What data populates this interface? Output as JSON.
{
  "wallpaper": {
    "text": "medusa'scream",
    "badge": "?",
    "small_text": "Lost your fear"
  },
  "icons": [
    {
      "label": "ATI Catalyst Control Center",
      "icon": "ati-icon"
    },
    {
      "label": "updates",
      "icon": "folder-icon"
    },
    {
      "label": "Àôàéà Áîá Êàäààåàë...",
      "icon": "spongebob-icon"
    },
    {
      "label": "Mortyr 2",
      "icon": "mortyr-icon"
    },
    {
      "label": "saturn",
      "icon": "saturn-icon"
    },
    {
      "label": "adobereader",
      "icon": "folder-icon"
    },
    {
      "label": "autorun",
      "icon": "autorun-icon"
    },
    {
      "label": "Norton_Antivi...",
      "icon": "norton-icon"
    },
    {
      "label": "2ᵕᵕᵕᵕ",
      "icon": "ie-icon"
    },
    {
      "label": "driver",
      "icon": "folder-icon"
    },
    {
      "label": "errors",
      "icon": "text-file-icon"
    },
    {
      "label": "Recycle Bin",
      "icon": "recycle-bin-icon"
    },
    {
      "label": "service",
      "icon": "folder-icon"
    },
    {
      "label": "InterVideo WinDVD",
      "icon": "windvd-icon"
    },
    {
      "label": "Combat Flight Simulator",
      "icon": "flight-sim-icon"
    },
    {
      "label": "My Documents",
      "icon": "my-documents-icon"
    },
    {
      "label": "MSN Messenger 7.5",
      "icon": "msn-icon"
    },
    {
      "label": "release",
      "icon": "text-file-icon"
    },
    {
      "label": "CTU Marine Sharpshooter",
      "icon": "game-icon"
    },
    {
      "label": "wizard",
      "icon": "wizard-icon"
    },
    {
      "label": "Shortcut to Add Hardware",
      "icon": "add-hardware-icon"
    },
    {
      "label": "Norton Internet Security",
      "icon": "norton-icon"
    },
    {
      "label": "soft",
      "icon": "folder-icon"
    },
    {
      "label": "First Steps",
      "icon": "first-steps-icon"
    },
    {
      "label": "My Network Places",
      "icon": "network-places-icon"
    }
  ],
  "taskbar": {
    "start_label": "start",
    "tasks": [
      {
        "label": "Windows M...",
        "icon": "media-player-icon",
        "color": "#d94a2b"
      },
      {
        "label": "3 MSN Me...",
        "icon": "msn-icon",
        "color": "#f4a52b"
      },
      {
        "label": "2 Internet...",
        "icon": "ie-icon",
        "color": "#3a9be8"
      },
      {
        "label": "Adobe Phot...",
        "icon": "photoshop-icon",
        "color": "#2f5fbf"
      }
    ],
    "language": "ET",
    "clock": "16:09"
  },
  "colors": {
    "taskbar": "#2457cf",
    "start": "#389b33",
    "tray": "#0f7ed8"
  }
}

:: Work to do ::
Retype every entry above, word for word.

:: Result of the task ::
What data populates this interface? Output as JSON.
{
  "wallpaper": {
    "text": "medusa'scream",
    "badge": "?",
    "small_text": "Lost your fear"
  },
  "icons": [
    {
      "label": "ATI Catalyst Control Center",
      "icon": "ati-icon"
    },
    {
      "label": "updates",
      "icon": "folder-icon"
    },
    {
      "label": "Àôàéà Áîá Êàäààåàë...",
      "icon": "spongebob-icon"
    },
    {
      "label": "Mortyr 2",
      "icon": "mortyr-icon"
    },
    {
      "label": "saturn",
      "icon": "saturn-icon"
    },
    {
      "label": "adobereader",
      "icon": "folder-icon"
    },
    {
      "label": "autorun",
      "icon": "autorun-icon"
    },
    {
      "label": "Norton_Antivi...",
      "icon": "norton-icon"
    },
    {
      "label": "2ᵕᵕᵕᵕ",
      "icon": "ie-icon"
    },
    {
      "label": "driver",
      "icon": "folder-icon"
    },
    {
      "label": "errors",
      "icon": "text-file-icon"
    },
    {
      "label": "Recycle Bin",
      "icon": "recycle-bin-icon"
    },
    {
      "label": "service",
      "icon": "folder-icon"
    },
    {
      "label": "InterVideo WinDVD",
      "icon": "windvd-icon"
    },
    {
      "label": "Combat Flight Simulator",
      "icon": "flight-sim-icon"
    },
    {
      "label": "My Documents",
      "icon": "my-documents-icon"
    },
    {
      "label": "MSN Messenger 7.5",
      "icon": "msn-icon"
    },
    {
      "label": "release",
      "icon": "text-file-icon"
    },
    {
      "label": "CTU Marine Sharpshooter",
      "icon": "game-icon"
    },
    {
      "label": "wizard",
      "icon": "wizard-icon"
    },
    {
      "label": "Shortcut to Add Hardware",
      "icon": "add-hardware-icon"
    },
    {
      "label": "Norton Internet Security",
      "icon": "norton-icon"
    },
    {
      "label": "soft",
      "icon": "folder-icon"
    },
    {
      "label": "First Steps",
      "icon": "first-steps-icon"
    },
    {
      "label": "My Network Places",
      "icon": "network-places-icon"
    }
  ],
  "taskbar": {
    "start_label": "start",
    "tasks": [
      {
        "label": "Windows M...",
        "icon": "media-player-icon",
        "color": "#d94a2b"
      },
      {
        "label": "3 MSN Me...",
        "icon": "msn-icon",
        "color": "#f4a52b"
      },
      {
        "label": "2 Internet...",
        "icon": "ie-icon",
        "color": "#3a9be8"
      },
      {
        "label": "Adobe Phot...",
        "icon": "photoshop-icon",
        "color": "#2f5fbf"
      }
    ],
    "language": "ET",
    "clock": "16:09"
  },
  "colors": {
    "taskbar": "#2457cf",
    "start": "#389b33",
    "tray": "#0f7ed8"
  }
}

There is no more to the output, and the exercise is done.